**Input records:**
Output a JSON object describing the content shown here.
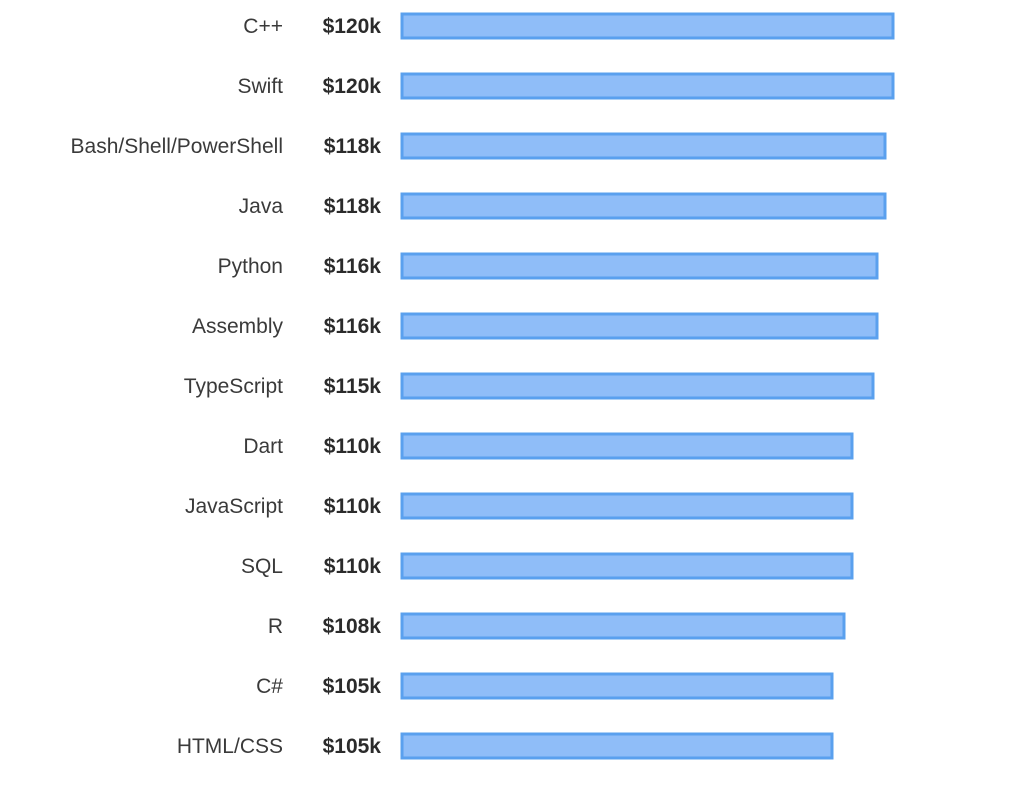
{
  "chart_data": {
    "type": "bar",
    "orientation": "horizontal",
    "title": "",
    "xlabel": "",
    "ylabel": "",
    "value_prefix": "$",
    "value_suffix": "k",
    "categories": [
      "C++",
      "Swift",
      "Bash/Shell/PowerShell",
      "Java",
      "Python",
      "Assembly",
      "TypeScript",
      "Dart",
      "JavaScript",
      "SQL",
      "R",
      "C#",
      "HTML/CSS"
    ],
    "values": [
      120,
      120,
      118,
      118,
      116,
      116,
      115,
      110,
      110,
      110,
      108,
      105,
      105
    ],
    "value_labels": [
      "$120k",
      "$120k",
      "$118k",
      "$118k",
      "$116k",
      "$116k",
      "$115k",
      "$110k",
      "$110k",
      "$110k",
      "$108k",
      "$105k",
      "$105k"
    ],
    "xlim": [
      0,
      120
    ],
    "grid": false,
    "legend": false
  },
  "colors": {
    "bar_fill": "#8fbdf8",
    "bar_stroke": "#5aa0ee",
    "label_text": "#3a3a3a",
    "value_text": "#2b2b2b",
    "background": "#ffffff"
  }
}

**Problem statement:** Repeat the preceding records precisely, and leave every picture out of the copy.

**The response:**
Output a JSON object describing the content shown here.
{
  "chart_data": {
    "type": "bar",
    "orientation": "horizontal",
    "title": "",
    "xlabel": "",
    "ylabel": "",
    "value_prefix": "$",
    "value_suffix": "k",
    "categories": [
      "C++",
      "Swift",
      "Bash/Shell/PowerShell",
      "Java",
      "Python",
      "Assembly",
      "TypeScript",
      "Dart",
      "JavaScript",
      "SQL",
      "R",
      "C#",
      "HTML/CSS"
    ],
    "values": [
      120,
      120,
      118,
      118,
      116,
      116,
      115,
      110,
      110,
      110,
      108,
      105,
      105
    ],
    "value_labels": [
      "$120k",
      "$120k",
      "$118k",
      "$118k",
      "$116k",
      "$116k",
      "$115k",
      "$110k",
      "$110k",
      "$110k",
      "$108k",
      "$105k",
      "$105k"
    ],
    "xlim": [
      0,
      120
    ],
    "grid": false,
    "legend": false
  },
  "colors": {
    "bar_fill": "#8fbdf8",
    "bar_stroke": "#5aa0ee",
    "label_text": "#3a3a3a",
    "value_text": "#2b2b2b",
    "background": "#ffffff"
  }
}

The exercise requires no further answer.